Exact repetition of every entry is required.

■ ■ ■ ■

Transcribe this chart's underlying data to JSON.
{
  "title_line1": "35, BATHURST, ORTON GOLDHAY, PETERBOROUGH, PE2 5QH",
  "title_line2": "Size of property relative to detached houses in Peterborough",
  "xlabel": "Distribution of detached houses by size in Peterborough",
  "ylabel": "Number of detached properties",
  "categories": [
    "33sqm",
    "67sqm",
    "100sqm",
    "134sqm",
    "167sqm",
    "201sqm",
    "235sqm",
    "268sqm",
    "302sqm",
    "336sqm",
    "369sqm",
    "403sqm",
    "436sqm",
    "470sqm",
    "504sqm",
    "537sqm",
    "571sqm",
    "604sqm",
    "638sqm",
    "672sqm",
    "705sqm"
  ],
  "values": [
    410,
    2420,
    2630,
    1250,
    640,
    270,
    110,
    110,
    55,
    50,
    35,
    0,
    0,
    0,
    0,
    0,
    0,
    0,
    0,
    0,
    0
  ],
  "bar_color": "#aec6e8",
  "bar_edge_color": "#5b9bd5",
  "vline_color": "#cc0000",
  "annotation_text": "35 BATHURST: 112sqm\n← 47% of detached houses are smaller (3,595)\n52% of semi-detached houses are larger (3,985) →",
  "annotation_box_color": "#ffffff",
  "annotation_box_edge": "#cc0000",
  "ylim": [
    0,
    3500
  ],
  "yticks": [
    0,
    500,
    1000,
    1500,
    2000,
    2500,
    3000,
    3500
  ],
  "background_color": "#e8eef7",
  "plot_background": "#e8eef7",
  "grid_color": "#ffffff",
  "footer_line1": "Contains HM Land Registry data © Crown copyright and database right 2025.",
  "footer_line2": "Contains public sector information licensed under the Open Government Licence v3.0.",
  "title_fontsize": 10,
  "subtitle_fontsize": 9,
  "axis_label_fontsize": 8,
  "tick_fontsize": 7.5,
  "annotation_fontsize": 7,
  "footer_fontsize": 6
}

■ ■ ■ ■

WORKED ANSWER:
Transcribe this chart's underlying data to JSON.
{
  "title_line1": "35, BATHURST, ORTON GOLDHAY, PETERBOROUGH, PE2 5QH",
  "title_line2": "Size of property relative to detached houses in Peterborough",
  "xlabel": "Distribution of detached houses by size in Peterborough",
  "ylabel": "Number of detached properties",
  "categories": [
    "33sqm",
    "67sqm",
    "100sqm",
    "134sqm",
    "167sqm",
    "201sqm",
    "235sqm",
    "268sqm",
    "302sqm",
    "336sqm",
    "369sqm",
    "403sqm",
    "436sqm",
    "470sqm",
    "504sqm",
    "537sqm",
    "571sqm",
    "604sqm",
    "638sqm",
    "672sqm",
    "705sqm"
  ],
  "values": [
    410,
    2420,
    2630,
    1250,
    640,
    270,
    110,
    110,
    55,
    50,
    35,
    0,
    0,
    0,
    0,
    0,
    0,
    0,
    0,
    0,
    0
  ],
  "bar_color": "#aec6e8",
  "bar_edge_color": "#5b9bd5",
  "vline_color": "#cc0000",
  "annotation_text": "35 BATHURST: 112sqm\n← 47% of detached houses are smaller (3,595)\n52% of semi-detached houses are larger (3,985) →",
  "annotation_box_color": "#ffffff",
  "annotation_box_edge": "#cc0000",
  "ylim": [
    0,
    3500
  ],
  "yticks": [
    0,
    500,
    1000,
    1500,
    2000,
    2500,
    3000,
    3500
  ],
  "background_color": "#e8eef7",
  "plot_background": "#e8eef7",
  "grid_color": "#ffffff",
  "footer_line1": "Contains HM Land Registry data © Crown copyright and database right 2025.",
  "footer_line2": "Contains public sector information licensed under the Open Government Licence v3.0.",
  "title_fontsize": 10,
  "subtitle_fontsize": 9,
  "axis_label_fontsize": 8,
  "tick_fontsize": 7.5,
  "annotation_fontsize": 7,
  "footer_fontsize": 6
}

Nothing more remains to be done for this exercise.